Keep only the lines of the listing that include the word "Pramen", and copy them.

━━━

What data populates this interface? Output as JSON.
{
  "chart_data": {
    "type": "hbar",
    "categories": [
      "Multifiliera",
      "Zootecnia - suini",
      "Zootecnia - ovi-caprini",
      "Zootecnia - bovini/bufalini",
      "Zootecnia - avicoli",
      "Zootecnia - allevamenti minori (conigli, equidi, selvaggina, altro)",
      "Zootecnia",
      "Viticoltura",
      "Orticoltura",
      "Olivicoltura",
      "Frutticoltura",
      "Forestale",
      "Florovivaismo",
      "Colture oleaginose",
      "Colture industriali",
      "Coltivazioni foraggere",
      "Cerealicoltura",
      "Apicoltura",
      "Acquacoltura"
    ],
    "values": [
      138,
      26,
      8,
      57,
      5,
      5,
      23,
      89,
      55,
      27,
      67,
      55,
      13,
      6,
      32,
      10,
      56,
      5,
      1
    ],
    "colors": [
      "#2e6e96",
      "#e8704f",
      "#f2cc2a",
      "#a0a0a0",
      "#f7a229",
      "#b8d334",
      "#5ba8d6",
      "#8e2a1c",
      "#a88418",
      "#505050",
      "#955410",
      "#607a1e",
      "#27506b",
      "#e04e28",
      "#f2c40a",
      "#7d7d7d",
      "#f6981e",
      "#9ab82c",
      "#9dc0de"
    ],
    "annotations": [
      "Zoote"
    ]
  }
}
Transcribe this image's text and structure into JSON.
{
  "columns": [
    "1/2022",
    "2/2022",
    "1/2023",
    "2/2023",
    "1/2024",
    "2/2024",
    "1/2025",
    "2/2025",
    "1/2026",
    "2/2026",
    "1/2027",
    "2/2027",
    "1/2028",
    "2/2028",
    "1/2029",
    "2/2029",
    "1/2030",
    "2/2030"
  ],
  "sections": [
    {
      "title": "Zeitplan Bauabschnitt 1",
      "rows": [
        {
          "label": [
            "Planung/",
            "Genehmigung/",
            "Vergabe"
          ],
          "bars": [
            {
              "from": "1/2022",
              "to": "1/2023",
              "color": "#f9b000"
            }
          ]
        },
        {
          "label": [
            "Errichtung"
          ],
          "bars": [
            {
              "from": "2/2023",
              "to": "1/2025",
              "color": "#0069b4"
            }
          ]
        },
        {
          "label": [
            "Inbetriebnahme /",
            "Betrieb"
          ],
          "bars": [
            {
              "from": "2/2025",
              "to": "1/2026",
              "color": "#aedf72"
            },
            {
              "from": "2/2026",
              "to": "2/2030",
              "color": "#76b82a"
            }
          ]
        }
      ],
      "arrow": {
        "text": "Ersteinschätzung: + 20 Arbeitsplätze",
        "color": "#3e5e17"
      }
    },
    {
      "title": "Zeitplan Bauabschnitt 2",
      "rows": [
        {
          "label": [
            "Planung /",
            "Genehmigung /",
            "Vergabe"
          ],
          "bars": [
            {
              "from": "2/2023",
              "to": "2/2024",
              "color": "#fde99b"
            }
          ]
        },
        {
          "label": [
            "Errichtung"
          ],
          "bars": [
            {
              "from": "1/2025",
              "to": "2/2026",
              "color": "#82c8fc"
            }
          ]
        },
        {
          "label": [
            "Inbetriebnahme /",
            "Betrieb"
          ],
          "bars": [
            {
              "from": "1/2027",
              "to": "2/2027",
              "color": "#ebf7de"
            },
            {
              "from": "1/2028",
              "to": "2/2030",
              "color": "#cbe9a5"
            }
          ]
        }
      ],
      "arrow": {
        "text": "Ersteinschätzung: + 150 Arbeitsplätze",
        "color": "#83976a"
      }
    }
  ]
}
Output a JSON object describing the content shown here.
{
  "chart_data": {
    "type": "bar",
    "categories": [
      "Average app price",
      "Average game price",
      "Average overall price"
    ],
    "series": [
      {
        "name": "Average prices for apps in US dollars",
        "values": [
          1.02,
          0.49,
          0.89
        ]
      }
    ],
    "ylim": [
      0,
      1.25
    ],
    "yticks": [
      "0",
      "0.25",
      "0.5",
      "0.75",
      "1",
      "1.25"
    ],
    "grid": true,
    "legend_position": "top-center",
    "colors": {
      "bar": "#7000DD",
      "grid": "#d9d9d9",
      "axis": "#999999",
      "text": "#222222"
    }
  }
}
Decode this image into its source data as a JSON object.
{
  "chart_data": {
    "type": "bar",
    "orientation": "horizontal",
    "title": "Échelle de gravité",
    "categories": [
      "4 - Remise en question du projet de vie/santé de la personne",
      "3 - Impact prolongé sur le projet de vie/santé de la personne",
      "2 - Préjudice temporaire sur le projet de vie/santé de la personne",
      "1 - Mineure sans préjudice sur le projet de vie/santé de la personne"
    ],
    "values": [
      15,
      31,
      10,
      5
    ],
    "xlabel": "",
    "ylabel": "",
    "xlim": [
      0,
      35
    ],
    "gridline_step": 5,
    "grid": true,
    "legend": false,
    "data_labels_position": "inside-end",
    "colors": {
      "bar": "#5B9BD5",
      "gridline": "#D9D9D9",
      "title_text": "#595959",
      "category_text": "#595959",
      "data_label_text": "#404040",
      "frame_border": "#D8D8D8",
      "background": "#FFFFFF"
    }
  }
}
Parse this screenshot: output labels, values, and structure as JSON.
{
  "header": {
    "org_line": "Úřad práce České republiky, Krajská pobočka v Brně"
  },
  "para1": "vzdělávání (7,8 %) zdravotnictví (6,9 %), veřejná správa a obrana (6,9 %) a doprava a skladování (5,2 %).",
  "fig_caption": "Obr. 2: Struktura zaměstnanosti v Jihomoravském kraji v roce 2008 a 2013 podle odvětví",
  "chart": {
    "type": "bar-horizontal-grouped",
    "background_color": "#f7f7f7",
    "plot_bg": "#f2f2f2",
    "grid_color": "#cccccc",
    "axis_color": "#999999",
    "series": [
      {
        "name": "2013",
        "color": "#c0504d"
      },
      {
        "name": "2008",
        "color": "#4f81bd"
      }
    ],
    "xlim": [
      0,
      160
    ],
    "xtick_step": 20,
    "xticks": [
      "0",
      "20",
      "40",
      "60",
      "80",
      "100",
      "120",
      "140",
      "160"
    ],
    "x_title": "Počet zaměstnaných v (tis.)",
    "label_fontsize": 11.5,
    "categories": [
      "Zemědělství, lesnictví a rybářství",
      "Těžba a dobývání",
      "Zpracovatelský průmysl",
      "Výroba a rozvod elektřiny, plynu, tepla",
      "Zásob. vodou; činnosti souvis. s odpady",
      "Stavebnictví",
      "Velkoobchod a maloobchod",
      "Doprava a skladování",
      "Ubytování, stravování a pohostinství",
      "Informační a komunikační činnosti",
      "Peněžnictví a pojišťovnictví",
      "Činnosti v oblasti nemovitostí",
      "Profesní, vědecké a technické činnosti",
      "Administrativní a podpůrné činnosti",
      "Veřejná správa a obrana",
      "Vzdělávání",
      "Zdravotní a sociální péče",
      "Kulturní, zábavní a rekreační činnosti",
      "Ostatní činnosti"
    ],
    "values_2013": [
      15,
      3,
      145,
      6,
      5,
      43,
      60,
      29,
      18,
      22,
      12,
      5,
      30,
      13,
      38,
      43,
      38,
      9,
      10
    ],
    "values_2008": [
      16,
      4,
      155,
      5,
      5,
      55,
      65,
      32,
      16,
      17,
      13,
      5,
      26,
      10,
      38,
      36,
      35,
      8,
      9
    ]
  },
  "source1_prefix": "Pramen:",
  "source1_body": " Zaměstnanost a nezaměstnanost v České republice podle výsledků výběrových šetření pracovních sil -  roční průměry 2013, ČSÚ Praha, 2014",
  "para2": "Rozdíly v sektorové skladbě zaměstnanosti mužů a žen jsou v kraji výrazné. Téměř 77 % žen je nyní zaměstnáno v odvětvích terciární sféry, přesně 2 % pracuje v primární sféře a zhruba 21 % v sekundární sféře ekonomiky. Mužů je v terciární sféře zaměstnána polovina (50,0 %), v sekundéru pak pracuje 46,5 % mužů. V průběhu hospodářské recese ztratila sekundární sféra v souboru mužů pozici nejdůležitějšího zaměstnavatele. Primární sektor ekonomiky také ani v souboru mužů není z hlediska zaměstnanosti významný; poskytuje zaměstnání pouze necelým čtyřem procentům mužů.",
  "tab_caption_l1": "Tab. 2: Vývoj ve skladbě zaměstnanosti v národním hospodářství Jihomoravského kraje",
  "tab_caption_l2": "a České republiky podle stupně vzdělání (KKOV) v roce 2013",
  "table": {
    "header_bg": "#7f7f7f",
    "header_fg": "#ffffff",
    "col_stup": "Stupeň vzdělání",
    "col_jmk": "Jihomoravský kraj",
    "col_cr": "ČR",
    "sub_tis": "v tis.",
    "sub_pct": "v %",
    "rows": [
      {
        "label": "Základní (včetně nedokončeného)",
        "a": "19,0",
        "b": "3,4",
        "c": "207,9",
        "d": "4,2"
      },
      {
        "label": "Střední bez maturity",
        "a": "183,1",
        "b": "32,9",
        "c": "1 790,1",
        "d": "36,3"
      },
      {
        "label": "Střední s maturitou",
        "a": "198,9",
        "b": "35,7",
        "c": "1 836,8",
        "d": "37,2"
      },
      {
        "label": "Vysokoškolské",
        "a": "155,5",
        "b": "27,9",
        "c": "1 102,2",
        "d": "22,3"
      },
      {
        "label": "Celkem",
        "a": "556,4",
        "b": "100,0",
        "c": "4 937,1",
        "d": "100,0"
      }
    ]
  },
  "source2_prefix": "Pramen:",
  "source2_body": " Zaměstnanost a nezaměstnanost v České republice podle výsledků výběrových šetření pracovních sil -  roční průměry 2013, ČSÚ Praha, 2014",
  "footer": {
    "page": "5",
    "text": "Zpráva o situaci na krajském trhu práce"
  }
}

━━━

● **Full output**
  "source1_prefix": "Pramen:",
  "source2_prefix": "Pramen:",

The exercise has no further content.